THE EXERCISE | Set down each record below precisely, skipping the pictures.

GIVEN RECORDS |
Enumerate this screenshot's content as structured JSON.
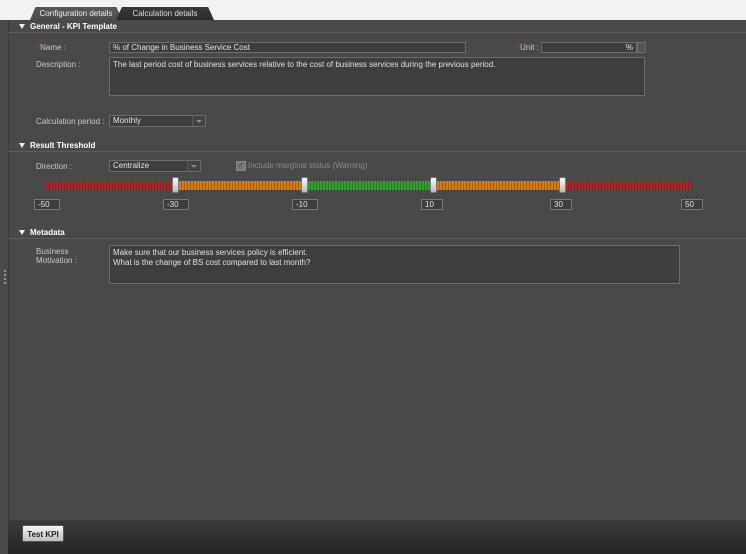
{
  "tabs": [
    {
      "label": "Configuration details",
      "active": true
    },
    {
      "label": "Calculation details",
      "active": false
    }
  ],
  "sections": {
    "general": {
      "title": "General - KPI Template",
      "name_label": "Name :",
      "name_value": "% of Change in Business Service Cost",
      "unit_label": "Unit :",
      "unit_value": "%",
      "description_label": "Description :",
      "description_value": "The last period cost of business services relative to the cost of business services during the previous period.",
      "calc_period_label": "Calculation period :",
      "calc_period_value": "Monthly"
    },
    "threshold": {
      "title": "Result Threshold",
      "direction_label": "Direction :",
      "direction_value": "Centralize",
      "marginal_label": "Include marginal status (Warning)",
      "marginal_checked": true,
      "ticks": [
        "-50",
        "-30",
        "-10",
        "10",
        "30",
        "50"
      ],
      "colors": {
        "red": "#a82a2a",
        "orange": "#d77b18",
        "green": "#2ea12e"
      }
    },
    "metadata": {
      "title": "Metadata",
      "business_label": "Business",
      "motivation_label": "Motivation :",
      "motivation_line1": "Make sure that our business services policy is efficient.",
      "motivation_line2": "What is the change of BS cost compared to last month?"
    }
  },
  "footer": {
    "test_button": "Test KPI"
  }
}
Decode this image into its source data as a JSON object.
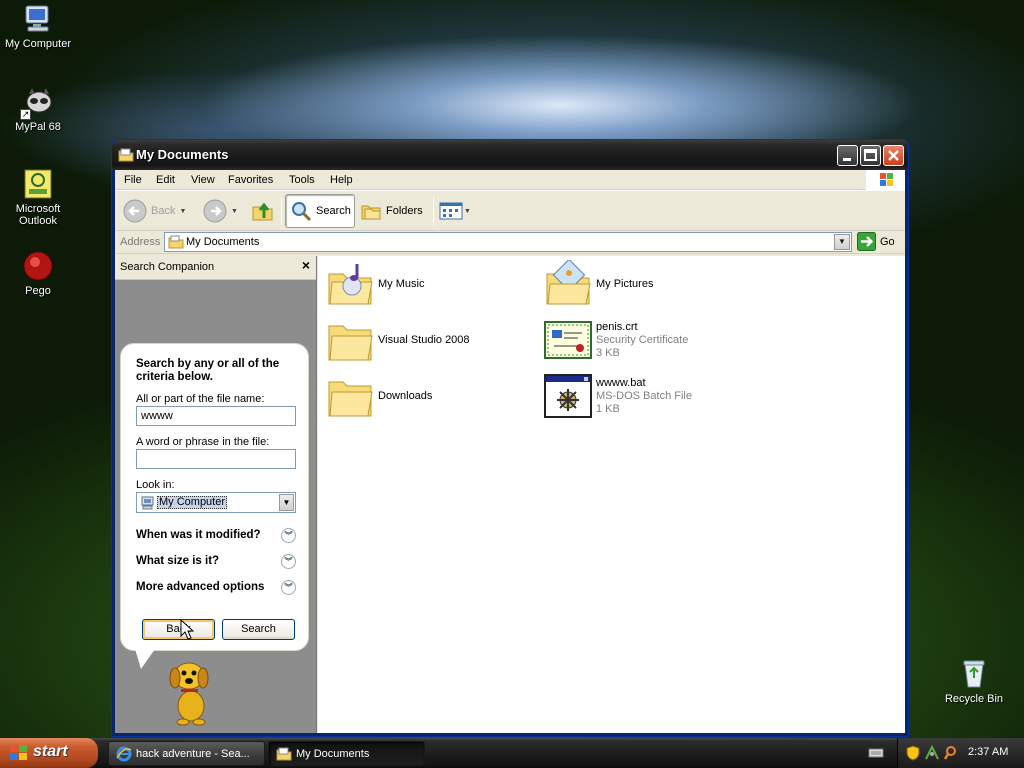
{
  "desktop": {
    "icons": [
      {
        "label": "My Computer",
        "icon": "my-computer-icon"
      },
      {
        "label": "MyPal 68",
        "icon": "mypal-icon"
      },
      {
        "label": "Microsoft Outlook",
        "icon": "outlook-icon"
      },
      {
        "label": "Pego",
        "icon": "pego-icon"
      },
      {
        "label": "Recycle Bin",
        "icon": "recycle-bin-icon"
      }
    ]
  },
  "window": {
    "title": "My Documents",
    "menu": [
      "File",
      "Edit",
      "View",
      "Favorites",
      "Tools",
      "Help"
    ],
    "toolbar": {
      "back": "Back",
      "search": "Search",
      "folders": "Folders"
    },
    "address": {
      "label": "Address",
      "value": "My Documents",
      "go": "Go"
    }
  },
  "search_companion": {
    "title": "Search Companion",
    "heading": "Search by any or all of the criteria below.",
    "filename_label": "All or part of the file name:",
    "filename_value": "wwww",
    "phrase_label": "A word or phrase in the file:",
    "phrase_value": "",
    "lookin_label": "Look in:",
    "lookin_value": "My Computer",
    "expanders": [
      "When was it modified?",
      "What size is it?",
      "More advanced options"
    ],
    "back_button": "Back",
    "search_button": "Search"
  },
  "files": [
    {
      "name": "My Music",
      "type": "",
      "size": "",
      "icon": "music-folder-icon"
    },
    {
      "name": "My Pictures",
      "type": "",
      "size": "",
      "icon": "pictures-folder-icon"
    },
    {
      "name": "Visual Studio 2008",
      "type": "",
      "size": "",
      "icon": "folder-icon"
    },
    {
      "name": "penis.crt",
      "type": "Security Certificate",
      "size": "3 KB",
      "icon": "certificate-icon"
    },
    {
      "name": "Downloads",
      "type": "",
      "size": "",
      "icon": "folder-icon"
    },
    {
      "name": "wwww.bat",
      "type": "MS-DOS Batch File",
      "size": "1 KB",
      "icon": "batch-file-icon"
    }
  ],
  "taskbar": {
    "start": "start",
    "tasks": [
      {
        "label": "hack adventure - Sea...",
        "icon": "internet-explorer-icon",
        "active": false
      },
      {
        "label": "My Documents",
        "icon": "folder-icon",
        "active": true
      }
    ],
    "clock": "2:37 AM"
  }
}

REPLY TO THE EXERCISE |
Enumerate this screenshot's content as structured JSON.
{
  "tabs": [
    {
      "label": "Configuration details",
      "active": true
    },
    {
      "label": "Calculation details",
      "active": false
    }
  ],
  "sections": {
    "general": {
      "title": "General - KPI Template",
      "name_label": "Name :",
      "name_value": "% of Change in Business Service Cost",
      "unit_label": "Unit :",
      "unit_value": "%",
      "description_label": "Description :",
      "description_value": "The last period cost of business services relative to the cost of business services during the previous period.",
      "calc_period_label": "Calculation period :",
      "calc_period_value": "Monthly"
    },
    "threshold": {
      "title": "Result Threshold",
      "direction_label": "Direction :",
      "direction_value": "Centralize",
      "marginal_label": "Include marginal status (Warning)",
      "marginal_checked": true,
      "ticks": [
        "-50",
        "-30",
        "-10",
        "10",
        "30",
        "50"
      ],
      "colors": {
        "red": "#a82a2a",
        "orange": "#d77b18",
        "green": "#2ea12e"
      }
    },
    "metadata": {
      "title": "Metadata",
      "business_label": "Business",
      "motivation_label": "Motivation :",
      "motivation_line1": "Make sure that our business services policy is efficient.",
      "motivation_line2": "What is the change of BS cost compared to last month?"
    }
  },
  "footer": {
    "test_button": "Test KPI"
  }
}
Decode this image into its source data as a JSON object.
{
  "desktop": {
    "icons": [
      {
        "label": "My Computer",
        "icon": "my-computer-icon"
      },
      {
        "label": "MyPal 68",
        "icon": "mypal-icon"
      },
      {
        "label": "Microsoft Outlook",
        "icon": "outlook-icon"
      },
      {
        "label": "Pego",
        "icon": "pego-icon"
      },
      {
        "label": "Recycle Bin",
        "icon": "recycle-bin-icon"
      }
    ]
  },
  "window": {
    "title": "My Documents",
    "menu": [
      "File",
      "Edit",
      "View",
      "Favorites",
      "Tools",
      "Help"
    ],
    "toolbar": {
      "back": "Back",
      "search": "Search",
      "folders": "Folders"
    },
    "address": {
      "label": "Address",
      "value": "My Documents",
      "go": "Go"
    }
  },
  "search_companion": {
    "title": "Search Companion",
    "heading": "Search by any or all of the criteria below.",
    "filename_label": "All or part of the file name:",
    "filename_value": "wwww",
    "phrase_label": "A word or phrase in the file:",
    "phrase_value": "",
    "lookin_label": "Look in:",
    "lookin_value": "My Computer",
    "expanders": [
      "When was it modified?",
      "What size is it?",
      "More advanced options"
    ],
    "back_button": "Back",
    "search_button": "Search"
  },
  "files": [
    {
      "name": "My Music",
      "type": "",
      "size": "",
      "icon": "music-folder-icon"
    },
    {
      "name": "My Pictures",
      "type": "",
      "size": "",
      "icon": "pictures-folder-icon"
    },
    {
      "name": "Visual Studio 2008",
      "type": "",
      "size": "",
      "icon": "folder-icon"
    },
    {
      "name": "penis.crt",
      "type": "Security Certificate",
      "size": "3 KB",
      "icon": "certificate-icon"
    },
    {
      "name": "Downloads",
      "type": "",
      "size": "",
      "icon": "folder-icon"
    },
    {
      "name": "wwww.bat",
      "type": "MS-DOS Batch File",
      "size": "1 KB",
      "icon": "batch-file-icon"
    }
  ],
  "taskbar": {
    "start": "start",
    "tasks": [
      {
        "label": "hack adventure - Sea...",
        "icon": "internet-explorer-icon",
        "active": false
      },
      {
        "label": "My Documents",
        "icon": "folder-icon",
        "active": true
      }
    ],
    "clock": "2:37 AM"
  }
}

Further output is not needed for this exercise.